Every record here should be printed again exactly.

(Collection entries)
###
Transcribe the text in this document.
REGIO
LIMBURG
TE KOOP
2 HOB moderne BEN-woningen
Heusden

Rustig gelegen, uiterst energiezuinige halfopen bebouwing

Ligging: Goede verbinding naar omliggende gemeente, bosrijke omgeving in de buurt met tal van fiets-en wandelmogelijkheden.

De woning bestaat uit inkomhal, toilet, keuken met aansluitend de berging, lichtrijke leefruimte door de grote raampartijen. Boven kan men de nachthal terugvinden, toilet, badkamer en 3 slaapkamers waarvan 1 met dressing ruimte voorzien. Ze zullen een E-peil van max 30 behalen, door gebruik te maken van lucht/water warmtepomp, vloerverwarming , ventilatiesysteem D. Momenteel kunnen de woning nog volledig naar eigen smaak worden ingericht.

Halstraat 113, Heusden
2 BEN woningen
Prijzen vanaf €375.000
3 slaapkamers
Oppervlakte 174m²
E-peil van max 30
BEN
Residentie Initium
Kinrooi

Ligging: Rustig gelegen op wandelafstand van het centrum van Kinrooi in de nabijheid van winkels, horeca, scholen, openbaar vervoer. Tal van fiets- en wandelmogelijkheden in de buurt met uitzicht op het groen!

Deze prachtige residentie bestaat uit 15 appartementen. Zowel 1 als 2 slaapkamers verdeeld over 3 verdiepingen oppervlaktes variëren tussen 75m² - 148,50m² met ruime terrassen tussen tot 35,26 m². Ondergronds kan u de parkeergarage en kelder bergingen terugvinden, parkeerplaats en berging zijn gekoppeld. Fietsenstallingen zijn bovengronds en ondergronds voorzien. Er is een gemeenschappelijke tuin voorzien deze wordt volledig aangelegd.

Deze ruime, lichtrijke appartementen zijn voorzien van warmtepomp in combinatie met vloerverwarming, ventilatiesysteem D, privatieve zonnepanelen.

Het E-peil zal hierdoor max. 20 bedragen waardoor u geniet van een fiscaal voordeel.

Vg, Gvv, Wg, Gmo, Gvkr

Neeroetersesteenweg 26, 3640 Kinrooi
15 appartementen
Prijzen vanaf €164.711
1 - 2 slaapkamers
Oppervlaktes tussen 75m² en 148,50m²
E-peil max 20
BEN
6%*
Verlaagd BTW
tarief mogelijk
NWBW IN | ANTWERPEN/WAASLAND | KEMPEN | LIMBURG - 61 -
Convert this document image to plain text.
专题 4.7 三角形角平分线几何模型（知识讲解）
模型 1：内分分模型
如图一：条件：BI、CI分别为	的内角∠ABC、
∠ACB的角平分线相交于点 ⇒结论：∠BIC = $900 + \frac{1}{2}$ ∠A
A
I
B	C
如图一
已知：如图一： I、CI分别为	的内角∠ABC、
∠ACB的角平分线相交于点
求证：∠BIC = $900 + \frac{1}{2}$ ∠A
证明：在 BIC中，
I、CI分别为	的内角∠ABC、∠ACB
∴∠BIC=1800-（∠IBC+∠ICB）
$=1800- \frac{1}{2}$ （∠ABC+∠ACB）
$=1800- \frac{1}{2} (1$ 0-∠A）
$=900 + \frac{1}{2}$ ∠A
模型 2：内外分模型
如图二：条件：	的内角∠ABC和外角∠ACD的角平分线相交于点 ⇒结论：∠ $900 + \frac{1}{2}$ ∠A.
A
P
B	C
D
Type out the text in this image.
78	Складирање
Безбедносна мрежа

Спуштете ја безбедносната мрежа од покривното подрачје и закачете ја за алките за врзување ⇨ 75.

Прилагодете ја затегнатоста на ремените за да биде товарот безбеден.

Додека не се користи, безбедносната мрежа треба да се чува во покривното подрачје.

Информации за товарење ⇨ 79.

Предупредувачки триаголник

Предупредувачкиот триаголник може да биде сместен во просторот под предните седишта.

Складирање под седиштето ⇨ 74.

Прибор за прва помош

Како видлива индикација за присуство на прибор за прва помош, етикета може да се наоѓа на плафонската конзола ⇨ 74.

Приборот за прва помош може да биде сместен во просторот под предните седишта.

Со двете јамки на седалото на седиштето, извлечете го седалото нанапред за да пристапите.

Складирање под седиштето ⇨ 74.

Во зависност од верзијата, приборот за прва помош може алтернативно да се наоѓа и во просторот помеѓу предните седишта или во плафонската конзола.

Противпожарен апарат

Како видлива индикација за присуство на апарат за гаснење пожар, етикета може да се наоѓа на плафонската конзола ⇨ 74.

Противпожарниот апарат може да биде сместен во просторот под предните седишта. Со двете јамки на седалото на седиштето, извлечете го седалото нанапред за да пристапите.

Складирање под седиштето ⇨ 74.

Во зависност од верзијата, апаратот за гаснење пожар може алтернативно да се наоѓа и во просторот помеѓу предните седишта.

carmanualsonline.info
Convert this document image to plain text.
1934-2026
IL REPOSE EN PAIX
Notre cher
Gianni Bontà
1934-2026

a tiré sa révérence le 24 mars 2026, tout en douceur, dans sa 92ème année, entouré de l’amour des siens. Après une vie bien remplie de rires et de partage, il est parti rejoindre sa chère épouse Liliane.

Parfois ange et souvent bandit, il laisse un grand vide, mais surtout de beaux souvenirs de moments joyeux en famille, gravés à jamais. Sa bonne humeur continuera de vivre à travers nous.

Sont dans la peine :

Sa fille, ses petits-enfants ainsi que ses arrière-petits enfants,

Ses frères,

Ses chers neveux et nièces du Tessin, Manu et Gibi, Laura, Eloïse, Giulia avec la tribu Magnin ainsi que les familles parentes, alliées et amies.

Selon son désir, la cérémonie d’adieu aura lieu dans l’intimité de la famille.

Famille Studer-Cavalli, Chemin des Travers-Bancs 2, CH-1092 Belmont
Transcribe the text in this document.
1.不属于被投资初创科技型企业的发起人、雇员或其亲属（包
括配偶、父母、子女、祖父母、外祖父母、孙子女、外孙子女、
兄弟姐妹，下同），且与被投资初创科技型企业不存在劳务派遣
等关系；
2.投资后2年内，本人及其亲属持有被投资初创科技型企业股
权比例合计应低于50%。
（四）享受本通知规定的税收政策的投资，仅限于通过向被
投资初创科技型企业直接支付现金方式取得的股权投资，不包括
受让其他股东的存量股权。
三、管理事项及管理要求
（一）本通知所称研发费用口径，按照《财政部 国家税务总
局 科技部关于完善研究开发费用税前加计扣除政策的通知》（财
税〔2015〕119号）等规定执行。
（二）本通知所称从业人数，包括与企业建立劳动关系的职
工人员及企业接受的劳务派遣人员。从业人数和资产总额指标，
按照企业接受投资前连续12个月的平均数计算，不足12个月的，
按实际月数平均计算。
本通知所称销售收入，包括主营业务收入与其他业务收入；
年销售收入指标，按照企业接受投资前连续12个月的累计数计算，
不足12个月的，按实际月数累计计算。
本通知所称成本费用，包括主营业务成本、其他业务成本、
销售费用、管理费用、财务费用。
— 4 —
###
§ FULL RESPONSE:
Transcribe the text in this document.
REGIO
LIMBURG
TE KOOP
2 HOB moderne BEN-woningen
Heusden

Rustig gelegen, uiterst energiezuinige halfopen bebouwing

Ligging: Goede verbinding naar omliggende gemeente, bosrijke omgeving in de buurt met tal van fiets-en wandelmogelijkheden.

De woning bestaat uit inkomhal, toilet, keuken met aansluitend de berging, lichtrijke leefruimte door de grote raampartijen. Boven kan men de nachthal terugvinden, toilet, badkamer en 3 slaapkamers waarvan 1 met dressing ruimte voorzien. Ze zullen een E-peil van max 30 behalen, door gebruik te maken van lucht/water warmtepomp, vloerverwarming , ventilatiesysteem D. Momenteel kunnen de woning nog volledig naar eigen smaak worden ingericht.

Halstraat 113, Heusden
2 BEN woningen
Prijzen vanaf €375.000
3 slaapkamers
Oppervlakte 174m²
E-peil van max 30
BEN
Residentie Initium
Kinrooi

Ligging: Rustig gelegen op wandelafstand van het centrum van Kinrooi in de nabijheid van winkels, horeca, scholen, openbaar vervoer. Tal van fiets- en wandelmogelijkheden in de buurt met uitzicht op het groen!

Deze prachtige residentie bestaat uit 15 appartementen. Zowel 1 als 2 slaapkamers verdeeld over 3 verdiepingen oppervlaktes variëren tussen 75m² - 148,50m² met ruime terrassen tussen tot 35,26 m². Ondergronds kan u de parkeergarage en kelder bergingen terugvinden, parkeerplaats en berging zijn gekoppeld. Fietsenstallingen zijn bovengronds en ondergronds voorzien. Er is een gemeenschappelijke tuin voorzien deze wordt volledig aangelegd.

Deze ruime, lichtrijke appartementen zijn voorzien van warmtepomp in combinatie met vloerverwarming, ventilatiesysteem D, privatieve zonnepanelen.

Het E-peil zal hierdoor max. 20 bedragen waardoor u geniet van een fiscaal voordeel.

Vg, Gvv, Wg, Gmo, Gvkr

Neeroetersesteenweg 26, 3640 Kinrooi
15 appartementen
Prijzen vanaf €164.711
1 - 2 slaapkamers
Oppervlaktes tussen 75m² en 148,50m²
E-peil max 20
BEN
6%*
Verlaagd BTW
tarief mogelijk
NWBW IN | ANTWERPEN/WAASLAND | KEMPEN | LIMBURG - 61 -
Convert this document image to plain text.
专题 4.7 三角形角平分线几何模型（知识讲解）
模型 1：内分分模型
如图一：条件：BI、CI分别为	的内角∠ABC、
∠ACB的角平分线相交于点 ⇒结论：∠BIC = $900 + \frac{1}{2}$ ∠A
A
I
B	C
如图一
已知：如图一： I、CI分别为	的内角∠ABC、
∠ACB的角平分线相交于点
求证：∠BIC = $900 + \frac{1}{2}$ ∠A
证明：在 BIC中，
I、CI分别为	的内角∠ABC、∠ACB
∴∠BIC=1800-（∠IBC+∠ICB）
$=1800- \frac{1}{2}$ （∠ABC+∠ACB）
$=1800- \frac{1}{2} (1$ 0-∠A）
$=900 + \frac{1}{2}$ ∠A
模型 2：内外分模型
如图二：条件：	的内角∠ABC和外角∠ACD的角平分线相交于点 ⇒结论：∠ $900 + \frac{1}{2}$ ∠A.
A
P
B	C
D
Type out the text in this image.
78	Складирање
Безбедносна мрежа

Спуштете ја безбедносната мрежа од покривното подрачје и закачете ја за алките за врзување ⇨ 75.

Прилагодете ја затегнатоста на ремените за да биде товарот безбеден.

Додека не се користи, безбедносната мрежа треба да се чува во покривното подрачје.

Информации за товарење ⇨ 79.

Предупредувачки триаголник

Предупредувачкиот триаголник може да биде сместен во просторот под предните седишта.

Складирање под седиштето ⇨ 74.

Прибор за прва помош

Како видлива индикација за присуство на прибор за прва помош, етикета може да се наоѓа на плафонската конзола ⇨ 74.

Приборот за прва помош може да биде сместен во просторот под предните седишта.

Со двете јамки на седалото на седиштето, извлечете го седалото нанапред за да пристапите.

Складирање под седиштето ⇨ 74.

Во зависност од верзијата, приборот за прва помош може алтернативно да се наоѓа и во просторот помеѓу предните седишта или во плафонската конзола.

Противпожарен апарат

Како видлива индикација за присуство на апарат за гаснење пожар, етикета може да се наоѓа на плафонската конзола ⇨ 74.

Противпожарниот апарат може да биде сместен во просторот под предните седишта. Со двете јамки на седалото на седиштето, извлечете го седалото нанапред за да пристапите.

Складирање под седиштето ⇨ 74.

Во зависност од верзијата, апаратот за гаснење пожар може алтернативно да се наоѓа и во просторот помеѓу предните седишта.

carmanualsonline.info
Convert this document image to plain text.
1934-2026
IL REPOSE EN PAIX
Notre cher
Gianni Bontà
1934-2026

a tiré sa révérence le 24 mars 2026, tout en douceur, dans sa 92ème année, entouré de l’amour des siens. Après une vie bien remplie de rires et de partage, il est parti rejoindre sa chère épouse Liliane.

Parfois ange et souvent bandit, il laisse un grand vide, mais surtout de beaux souvenirs de moments joyeux en famille, gravés à jamais. Sa bonne humeur continuera de vivre à travers nous.

Sont dans la peine :

Sa fille, ses petits-enfants ainsi que ses arrière-petits enfants,

Ses frères,

Ses chers neveux et nièces du Tessin, Manu et Gibi, Laura, Eloïse, Giulia avec la tribu Magnin ainsi que les familles parentes, alliées et amies.

Selon son désir, la cérémonie d’adieu aura lieu dans l’intimité de la famille.

Famille Studer-Cavalli, Chemin des Travers-Bancs 2, CH-1092 Belmont
Transcribe the text in this document.
1.不属于被投资初创科技型企业的发起人、雇员或其亲属（包
括配偶、父母、子女、祖父母、外祖父母、孙子女、外孙子女、
兄弟姐妹，下同），且与被投资初创科技型企业不存在劳务派遣
等关系；
2.投资后2年内，本人及其亲属持有被投资初创科技型企业股
权比例合计应低于50%。
（四）享受本通知规定的税收政策的投资，仅限于通过向被
投资初创科技型企业直接支付现金方式取得的股权投资，不包括
受让其他股东的存量股权。
三、管理事项及管理要求
（一）本通知所称研发费用口径，按照《财政部 国家税务总
局 科技部关于完善研究开发费用税前加计扣除政策的通知》（财
税〔2015〕119号）等规定执行。
（二）本通知所称从业人数，包括与企业建立劳动关系的职
工人员及企业接受的劳务派遣人员。从业人数和资产总额指标，
按照企业接受投资前连续12个月的平均数计算，不足12个月的，
按实际月数平均计算。
本通知所称销售收入，包括主营业务收入与其他业务收入；
年销售收入指标，按照企业接受投资前连续12个月的累计数计算，
不足12个月的，按实际月数累计计算。
本通知所称成本费用，包括主营业务成本、其他业务成本、
销售费用、管理费用、财务费用。
— 4 —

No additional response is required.